PROBLEM TO SOLVE:
Pull out every line with the word "eliptik".

PROVIDED ENTRIES:

⁂

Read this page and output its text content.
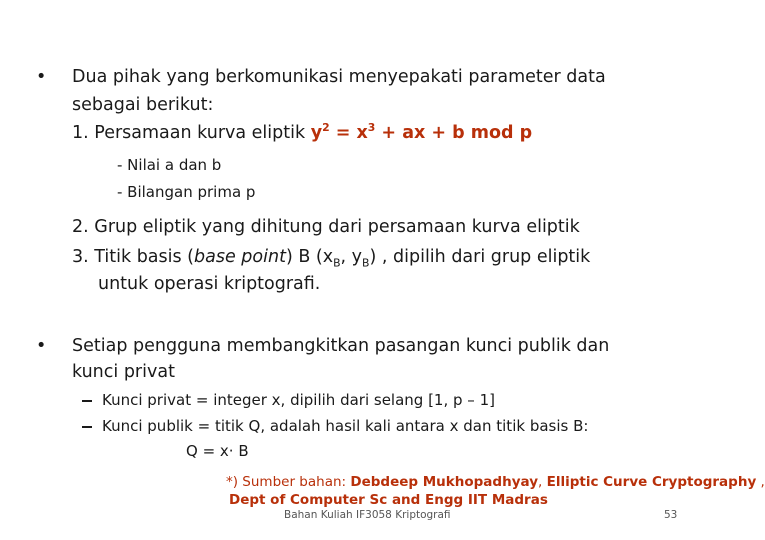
• Dua pihak yang berkomunikasi menyepakati parameter data
sebagai berikut:
1. Persamaan kurva eliptik $y^2 = x^3$ + ax + b mod p
- Nilai a dan b
- Bilangan prima p
2. Grup eliptik yang dihitung dari persamaan kurva eliptik
3. Titik basis (base point) B ($x_B$, $y_B$) , dipilih dari grup eliptik
untuk operasi kriptografi.
• Setiap pengguna membangkitkan pasangan kunci publik dan
kunci privat
Kunci privat = integer x, dipilih dari selang [1, p – 1]
Kunci publik = titik Q, adalah hasil kali antara x dan titik basis B:
Q = x· B
*) Sumber bahan: Debdeep Mukhopadhyay, Elliptic Curve Cryptography ,
Dept of Computer Sc and Engg IIT Madras
Bahan Kuliah IF3058 Kriptografi	53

⁂

EXPECTED ANSWER:
1. Persamaan kurva eliptik $y^2 = x^3$ + ax + b mod p
2. Grup eliptik yang dihitung dari persamaan kurva eliptik
3. Titik basis (base point) B ($x_B$, $y_B$) , dipilih dari grup eliptik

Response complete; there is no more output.